What is needed: Transcribe every record that appears below, exactly and in full.

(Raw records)
■ ■ ■
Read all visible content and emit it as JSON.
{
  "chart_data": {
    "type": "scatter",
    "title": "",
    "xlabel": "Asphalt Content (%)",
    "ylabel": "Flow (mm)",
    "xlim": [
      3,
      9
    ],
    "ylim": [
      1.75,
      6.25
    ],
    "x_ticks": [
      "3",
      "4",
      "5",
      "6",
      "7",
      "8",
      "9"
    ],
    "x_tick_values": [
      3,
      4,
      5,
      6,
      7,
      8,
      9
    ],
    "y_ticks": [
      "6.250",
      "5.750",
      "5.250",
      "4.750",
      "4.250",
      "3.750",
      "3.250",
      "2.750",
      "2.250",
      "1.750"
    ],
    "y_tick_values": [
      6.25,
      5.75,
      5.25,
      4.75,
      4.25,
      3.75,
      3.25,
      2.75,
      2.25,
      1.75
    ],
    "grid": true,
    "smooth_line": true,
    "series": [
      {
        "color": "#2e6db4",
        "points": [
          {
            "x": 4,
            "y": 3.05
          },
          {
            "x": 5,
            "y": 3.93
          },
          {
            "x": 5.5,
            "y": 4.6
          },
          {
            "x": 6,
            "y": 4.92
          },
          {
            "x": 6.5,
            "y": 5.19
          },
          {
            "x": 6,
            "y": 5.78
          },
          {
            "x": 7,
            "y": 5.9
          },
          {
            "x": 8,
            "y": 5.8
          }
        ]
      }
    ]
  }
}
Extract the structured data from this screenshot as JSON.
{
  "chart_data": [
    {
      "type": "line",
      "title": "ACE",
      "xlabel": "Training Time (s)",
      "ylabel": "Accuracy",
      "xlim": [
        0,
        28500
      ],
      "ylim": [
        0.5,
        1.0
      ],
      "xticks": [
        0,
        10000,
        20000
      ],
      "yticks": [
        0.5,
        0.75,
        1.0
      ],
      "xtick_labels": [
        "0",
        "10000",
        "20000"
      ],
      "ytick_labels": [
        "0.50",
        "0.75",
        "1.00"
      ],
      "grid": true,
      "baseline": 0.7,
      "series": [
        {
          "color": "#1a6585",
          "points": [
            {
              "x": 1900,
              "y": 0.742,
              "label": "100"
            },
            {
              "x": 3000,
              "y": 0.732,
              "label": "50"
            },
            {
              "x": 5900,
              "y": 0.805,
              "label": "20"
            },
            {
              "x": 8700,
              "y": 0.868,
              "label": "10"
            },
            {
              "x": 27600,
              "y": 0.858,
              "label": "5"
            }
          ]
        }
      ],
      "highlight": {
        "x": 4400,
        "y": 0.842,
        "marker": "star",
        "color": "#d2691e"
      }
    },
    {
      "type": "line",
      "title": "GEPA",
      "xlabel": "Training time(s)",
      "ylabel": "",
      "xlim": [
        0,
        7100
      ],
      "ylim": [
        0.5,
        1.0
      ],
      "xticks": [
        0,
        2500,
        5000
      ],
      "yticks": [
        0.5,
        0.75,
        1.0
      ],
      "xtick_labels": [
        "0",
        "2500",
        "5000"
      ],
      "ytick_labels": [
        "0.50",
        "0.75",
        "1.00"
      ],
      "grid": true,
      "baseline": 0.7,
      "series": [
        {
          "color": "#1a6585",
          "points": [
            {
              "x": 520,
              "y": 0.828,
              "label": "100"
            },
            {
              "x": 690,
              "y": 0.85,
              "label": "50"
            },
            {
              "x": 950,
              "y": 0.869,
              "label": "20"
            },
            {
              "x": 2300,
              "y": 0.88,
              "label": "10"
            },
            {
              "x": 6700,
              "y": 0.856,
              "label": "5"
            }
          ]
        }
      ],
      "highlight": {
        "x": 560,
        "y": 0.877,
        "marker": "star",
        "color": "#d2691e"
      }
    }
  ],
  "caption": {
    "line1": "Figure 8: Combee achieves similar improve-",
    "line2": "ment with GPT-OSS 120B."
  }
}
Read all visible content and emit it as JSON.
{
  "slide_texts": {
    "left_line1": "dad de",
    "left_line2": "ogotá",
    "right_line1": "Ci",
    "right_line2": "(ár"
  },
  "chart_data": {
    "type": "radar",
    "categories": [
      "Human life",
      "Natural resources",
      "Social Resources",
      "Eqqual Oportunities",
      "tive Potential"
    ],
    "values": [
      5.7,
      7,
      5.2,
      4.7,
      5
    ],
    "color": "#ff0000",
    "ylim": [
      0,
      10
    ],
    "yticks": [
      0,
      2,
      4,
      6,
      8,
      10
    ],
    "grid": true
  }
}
■ ■ ■
Solution for this task:
Read all visible content and emit it as JSON.
{
  "chart_data": {
    "type": "scatter",
    "title": "",
    "xlabel": "Asphalt Content (%)",
    "ylabel": "Flow (mm)",
    "xlim": [
      3,
      9
    ],
    "ylim": [
      1.75,
      6.25
    ],
    "x_ticks": [
      "3",
      "4",
      "5",
      "6",
      "7",
      "8",
      "9"
    ],
    "x_tick_values": [
      3,
      4,
      5,
      6,
      7,
      8,
      9
    ],
    "y_ticks": [
      "6.250",
      "5.750",
      "5.250",
      "4.750",
      "4.250",
      "3.750",
      "3.250",
      "2.750",
      "2.250",
      "1.750"
    ],
    "y_tick_values": [
      6.25,
      5.75,
      5.25,
      4.75,
      4.25,
      3.75,
      3.25,
      2.75,
      2.25,
      1.75
    ],
    "grid": true,
    "smooth_line": true,
    "series": [
      {
        "color": "#2e6db4",
        "points": [
          {
            "x": 4,
            "y": 3.05
          },
          {
            "x": 5,
            "y": 3.93
          },
          {
            "x": 5.5,
            "y": 4.6
          },
          {
            "x": 6,
            "y": 4.92
          },
          {
            "x": 6.5,
            "y": 5.19
          },
          {
            "x": 6,
            "y": 5.78
          },
          {
            "x": 7,
            "y": 5.9
          },
          {
            "x": 8,
            "y": 5.8
          }
        ]
      }
    ]
  }
}
Extract the structured data from this screenshot as JSON.
{
  "chart_data": [
    {
      "type": "line",
      "title": "ACE",
      "xlabel": "Training Time (s)",
      "ylabel": "Accuracy",
      "xlim": [
        0,
        28500
      ],
      "ylim": [
        0.5,
        1.0
      ],
      "xticks": [
        0,
        10000,
        20000
      ],
      "yticks": [
        0.5,
        0.75,
        1.0
      ],
      "xtick_labels": [
        "0",
        "10000",
        "20000"
      ],
      "ytick_labels": [
        "0.50",
        "0.75",
        "1.00"
      ],
      "grid": true,
      "baseline": 0.7,
      "series": [
        {
          "color": "#1a6585",
          "points": [
            {
              "x": 1900,
              "y": 0.742,
              "label": "100"
            },
            {
              "x": 3000,
              "y": 0.732,
              "label": "50"
            },
            {
              "x": 5900,
              "y": 0.805,
              "label": "20"
            },
            {
              "x": 8700,
              "y": 0.868,
              "label": "10"
            },
            {
              "x": 27600,
              "y": 0.858,
              "label": "5"
            }
          ]
        }
      ],
      "highlight": {
        "x": 4400,
        "y": 0.842,
        "marker": "star",
        "color": "#d2691e"
      }
    },
    {
      "type": "line",
      "title": "GEPA",
      "xlabel": "Training time(s)",
      "ylabel": "",
      "xlim": [
        0,
        7100
      ],
      "ylim": [
        0.5,
        1.0
      ],
      "xticks": [
        0,
        2500,
        5000
      ],
      "yticks": [
        0.5,
        0.75,
        1.0
      ],
      "xtick_labels": [
        "0",
        "2500",
        "5000"
      ],
      "ytick_labels": [
        "0.50",
        "0.75",
        "1.00"
      ],
      "grid": true,
      "baseline": 0.7,
      "series": [
        {
          "color": "#1a6585",
          "points": [
            {
              "x": 520,
              "y": 0.828,
              "label": "100"
            },
            {
              "x": 690,
              "y": 0.85,
              "label": "50"
            },
            {
              "x": 950,
              "y": 0.869,
              "label": "20"
            },
            {
              "x": 2300,
              "y": 0.88,
              "label": "10"
            },
            {
              "x": 6700,
              "y": 0.856,
              "label": "5"
            }
          ]
        }
      ],
      "highlight": {
        "x": 560,
        "y": 0.877,
        "marker": "star",
        "color": "#d2691e"
      }
    }
  ],
  "caption": {
    "line1": "Figure 8: Combee achieves similar improve-",
    "line2": "ment with GPT-OSS 120B."
  }
}
Read all visible content and emit it as JSON.
{
  "slide_texts": {
    "left_line1": "dad de",
    "left_line2": "ogotá",
    "right_line1": "Ci",
    "right_line2": "(ár"
  },
  "chart_data": {
    "type": "radar",
    "categories": [
      "Human life",
      "Natural resources",
      "Social Resources",
      "Eqqual Oportunities",
      "tive Potential"
    ],
    "values": [
      5.7,
      7,
      5.2,
      4.7,
      5
    ],
    "color": "#ff0000",
    "ylim": [
      0,
      10
    ],
    "yticks": [
      0,
      2,
      4,
      6,
      8,
      10
    ],
    "grid": true
  }
}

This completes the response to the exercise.